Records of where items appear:
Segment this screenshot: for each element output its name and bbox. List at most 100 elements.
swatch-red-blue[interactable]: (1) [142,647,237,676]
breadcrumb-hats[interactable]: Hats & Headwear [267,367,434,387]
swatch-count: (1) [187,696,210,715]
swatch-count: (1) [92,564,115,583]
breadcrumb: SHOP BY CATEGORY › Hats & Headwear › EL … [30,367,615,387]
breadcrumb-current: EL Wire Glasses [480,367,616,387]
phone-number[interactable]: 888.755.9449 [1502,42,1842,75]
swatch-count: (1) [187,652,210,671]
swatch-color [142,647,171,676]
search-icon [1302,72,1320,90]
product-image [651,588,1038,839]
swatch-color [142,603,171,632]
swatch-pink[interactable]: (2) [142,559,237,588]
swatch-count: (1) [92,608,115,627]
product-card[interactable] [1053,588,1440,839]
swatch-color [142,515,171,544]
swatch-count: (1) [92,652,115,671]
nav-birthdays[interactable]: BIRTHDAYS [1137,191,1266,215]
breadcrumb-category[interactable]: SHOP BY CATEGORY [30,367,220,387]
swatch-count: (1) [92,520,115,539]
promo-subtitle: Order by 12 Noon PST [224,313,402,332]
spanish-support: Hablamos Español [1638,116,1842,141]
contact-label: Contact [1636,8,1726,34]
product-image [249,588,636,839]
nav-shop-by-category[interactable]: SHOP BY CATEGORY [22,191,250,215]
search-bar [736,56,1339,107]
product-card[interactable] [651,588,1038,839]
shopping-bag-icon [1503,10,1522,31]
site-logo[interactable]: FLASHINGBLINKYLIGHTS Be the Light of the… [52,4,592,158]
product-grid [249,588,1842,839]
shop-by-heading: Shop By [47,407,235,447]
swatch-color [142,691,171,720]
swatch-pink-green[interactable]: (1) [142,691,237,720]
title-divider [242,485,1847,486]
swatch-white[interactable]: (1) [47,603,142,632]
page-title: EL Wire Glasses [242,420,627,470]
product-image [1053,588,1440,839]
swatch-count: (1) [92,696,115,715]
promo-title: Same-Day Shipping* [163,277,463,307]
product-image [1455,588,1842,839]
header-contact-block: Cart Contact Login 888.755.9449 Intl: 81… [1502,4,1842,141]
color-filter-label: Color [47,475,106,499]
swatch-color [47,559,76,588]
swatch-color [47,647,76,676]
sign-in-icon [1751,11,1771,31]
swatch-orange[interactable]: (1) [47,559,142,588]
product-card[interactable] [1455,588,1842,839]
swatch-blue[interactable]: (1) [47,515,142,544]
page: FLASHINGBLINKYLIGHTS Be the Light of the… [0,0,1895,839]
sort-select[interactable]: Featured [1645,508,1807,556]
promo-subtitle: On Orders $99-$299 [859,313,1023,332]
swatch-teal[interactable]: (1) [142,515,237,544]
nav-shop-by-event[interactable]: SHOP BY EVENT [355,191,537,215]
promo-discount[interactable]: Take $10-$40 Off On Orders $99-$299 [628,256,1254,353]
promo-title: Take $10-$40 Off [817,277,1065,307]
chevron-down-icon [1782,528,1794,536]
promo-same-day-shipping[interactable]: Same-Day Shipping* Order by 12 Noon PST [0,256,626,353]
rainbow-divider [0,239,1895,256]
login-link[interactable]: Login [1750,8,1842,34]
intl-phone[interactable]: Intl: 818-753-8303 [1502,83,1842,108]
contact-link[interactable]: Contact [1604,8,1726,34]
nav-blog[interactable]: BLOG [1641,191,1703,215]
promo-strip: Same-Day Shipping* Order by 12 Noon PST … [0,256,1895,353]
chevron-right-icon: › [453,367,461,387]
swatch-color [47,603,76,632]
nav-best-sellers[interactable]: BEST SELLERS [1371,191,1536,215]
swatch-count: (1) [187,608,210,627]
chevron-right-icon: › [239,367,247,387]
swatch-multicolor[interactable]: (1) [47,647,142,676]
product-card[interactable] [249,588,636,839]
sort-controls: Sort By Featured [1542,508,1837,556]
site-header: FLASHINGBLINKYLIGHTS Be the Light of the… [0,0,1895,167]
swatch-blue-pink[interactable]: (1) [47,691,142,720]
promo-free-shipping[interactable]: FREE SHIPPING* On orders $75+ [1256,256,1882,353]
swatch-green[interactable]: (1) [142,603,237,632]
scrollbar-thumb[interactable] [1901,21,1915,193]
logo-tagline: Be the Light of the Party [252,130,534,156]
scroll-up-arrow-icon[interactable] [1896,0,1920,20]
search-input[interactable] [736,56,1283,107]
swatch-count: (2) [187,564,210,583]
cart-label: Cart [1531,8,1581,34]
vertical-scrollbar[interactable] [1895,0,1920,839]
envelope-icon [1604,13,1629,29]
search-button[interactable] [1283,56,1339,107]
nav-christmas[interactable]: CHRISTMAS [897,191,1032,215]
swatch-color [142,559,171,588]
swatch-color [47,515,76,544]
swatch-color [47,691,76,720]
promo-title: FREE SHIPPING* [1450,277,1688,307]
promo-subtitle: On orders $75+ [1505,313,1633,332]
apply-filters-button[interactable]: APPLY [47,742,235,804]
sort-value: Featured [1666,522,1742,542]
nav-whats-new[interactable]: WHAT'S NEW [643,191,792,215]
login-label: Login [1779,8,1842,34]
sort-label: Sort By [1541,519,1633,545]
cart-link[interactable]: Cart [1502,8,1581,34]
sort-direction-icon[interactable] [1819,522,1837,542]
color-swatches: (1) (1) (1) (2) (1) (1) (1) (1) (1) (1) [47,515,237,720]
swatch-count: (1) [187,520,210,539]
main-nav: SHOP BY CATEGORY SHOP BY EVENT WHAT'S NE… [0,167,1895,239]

• Task objective:
Copy out every line of the data above word for word, from start to finish.

• Final result:
Segment this screenshot: for each element output its name and bbox. List at most 100 elements.
swatch-red-blue[interactable]: (1) [142,647,237,676]
breadcrumb-hats[interactable]: Hats & Headwear [267,367,434,387]
swatch-count: (1) [187,696,210,715]
swatch-count: (1) [92,564,115,583]
breadcrumb: SHOP BY CATEGORY › Hats & Headwear › EL … [30,367,615,387]
breadcrumb-current: EL Wire Glasses [480,367,616,387]
phone-number[interactable]: 888.755.9449 [1502,42,1842,75]
swatch-count: (1) [187,652,210,671]
swatch-color [142,647,171,676]
search-icon [1302,72,1320,90]
product-image [651,588,1038,839]
swatch-color [142,603,171,632]
swatch-pink[interactable]: (2) [142,559,237,588]
swatch-count: (1) [92,608,115,627]
product-card[interactable] [1053,588,1440,839]
swatch-color [142,515,171,544]
swatch-count: (1) [92,652,115,671]
nav-birthdays[interactable]: BIRTHDAYS [1137,191,1266,215]
breadcrumb-category[interactable]: SHOP BY CATEGORY [30,367,220,387]
swatch-count: (1) [92,520,115,539]
promo-subtitle: Order by 12 Noon PST [224,313,402,332]
spanish-support: Hablamos Español [1638,116,1842,141]
contact-label: Contact [1636,8,1726,34]
product-image [249,588,636,839]
nav-shop-by-category[interactable]: SHOP BY CATEGORY [22,191,250,215]
search-bar [736,56,1339,107]
product-card[interactable] [651,588,1038,839]
shopping-bag-icon [1503,10,1522,31]
site-logo[interactable]: FLASHINGBLINKYLIGHTS Be the Light of the… [52,4,592,158]
product-grid [249,588,1842,839]
shop-by-heading: Shop By [47,407,235,447]
swatch-color [142,691,171,720]
swatch-pink-green[interactable]: (1) [142,691,237,720]
title-divider [242,485,1847,486]
swatch-white[interactable]: (1) [47,603,142,632]
page-title: EL Wire Glasses [242,420,627,470]
product-image [1053,588,1440,839]
swatch-count: (1) [92,696,115,715]
promo-title: Same-Day Shipping* [163,277,463,307]
product-image [1455,588,1842,839]
header-contact-block: Cart Contact Login 888.755.9449 Intl: 81… [1502,4,1842,141]
color-filter-label: Color [47,475,106,499]
swatch-color [47,559,76,588]
swatch-color [47,647,76,676]
sign-in-icon [1751,11,1771,31]
swatch-orange[interactable]: (1) [47,559,142,588]
product-card[interactable] [1455,588,1842,839]
swatch-blue[interactable]: (1) [47,515,142,544]
page: FLASHINGBLINKYLIGHTS Be the Light of the… [0,0,1895,839]
sort-select[interactable]: Featured [1645,508,1807,556]
promo-subtitle: On Orders $99-$299 [859,313,1023,332]
swatch-teal[interactable]: (1) [142,515,237,544]
nav-shop-by-event[interactable]: SHOP BY EVENT [355,191,537,215]
promo-discount[interactable]: Take $10-$40 Off On Orders $99-$299 [628,256,1254,353]
promo-title: Take $10-$40 Off [817,277,1065,307]
chevron-down-icon [1782,528,1794,536]
promo-same-day-shipping[interactable]: Same-Day Shipping* Order by 12 Noon PST [0,256,626,353]
rainbow-divider [0,239,1895,256]
login-link[interactable]: Login [1750,8,1842,34]
intl-phone[interactable]: Intl: 818-753-8303 [1502,83,1842,108]
contact-link[interactable]: Contact [1604,8,1726,34]
nav-blog[interactable]: BLOG [1641,191,1703,215]
promo-strip: Same-Day Shipping* Order by 12 Noon PST … [0,256,1895,353]
chevron-right-icon: › [453,367,461,387]
swatch-color [47,603,76,632]
nav-best-sellers[interactable]: BEST SELLERS [1371,191,1536,215]
swatch-count: (1) [187,608,210,627]
chevron-right-icon: › [239,367,247,387]
swatch-multicolor[interactable]: (1) [47,647,142,676]
product-card[interactable] [249,588,636,839]
sort-controls: Sort By Featured [1542,508,1837,556]
site-header: FLASHINGBLINKYLIGHTS Be the Light of the… [0,0,1895,167]
swatch-blue-pink[interactable]: (1) [47,691,142,720]
promo-free-shipping[interactable]: FREE SHIPPING* On orders $75+ [1256,256,1882,353]
swatch-green[interactable]: (1) [142,603,237,632]
scrollbar-thumb[interactable] [1901,21,1915,193]
logo-tagline: Be the Light of the Party [252,130,534,156]
scroll-up-arrow-icon[interactable] [1896,0,1920,20]
search-input[interactable] [736,56,1283,107]
swatch-count: (2) [187,564,210,583]
cart-label: Cart [1531,8,1581,34]
vertical-scrollbar[interactable] [1895,0,1920,839]
envelope-icon [1604,13,1629,29]
search-button[interactable] [1283,56,1339,107]
nav-christmas[interactable]: CHRISTMAS [897,191,1032,215]
swatch-color [142,559,171,588]
swatch-color [47,515,76,544]
swatch-color [47,691,76,720]
promo-title: FREE SHIPPING* [1450,277,1688,307]
promo-subtitle: On orders $75+ [1505,313,1633,332]
apply-filters-button[interactable]: APPLY [47,742,235,804]
sort-value: Featured [1666,522,1742,542]
nav-whats-new[interactable]: WHAT'S NEW [643,191,792,215]
login-label: Login [1779,8,1842,34]
sort-label: Sort By [1541,519,1633,545]
cart-link[interactable]: Cart [1502,8,1581,34]
sort-direction-icon[interactable] [1819,522,1837,542]
color-swatches: (1) (1) (1) (2) (1) (1) (1) (1) (1) (1) [47,515,237,720]
swatch-count: (1) [187,520,210,539]
main-nav: SHOP BY CATEGORY SHOP BY EVENT WHAT'S NE… [0,167,1895,239]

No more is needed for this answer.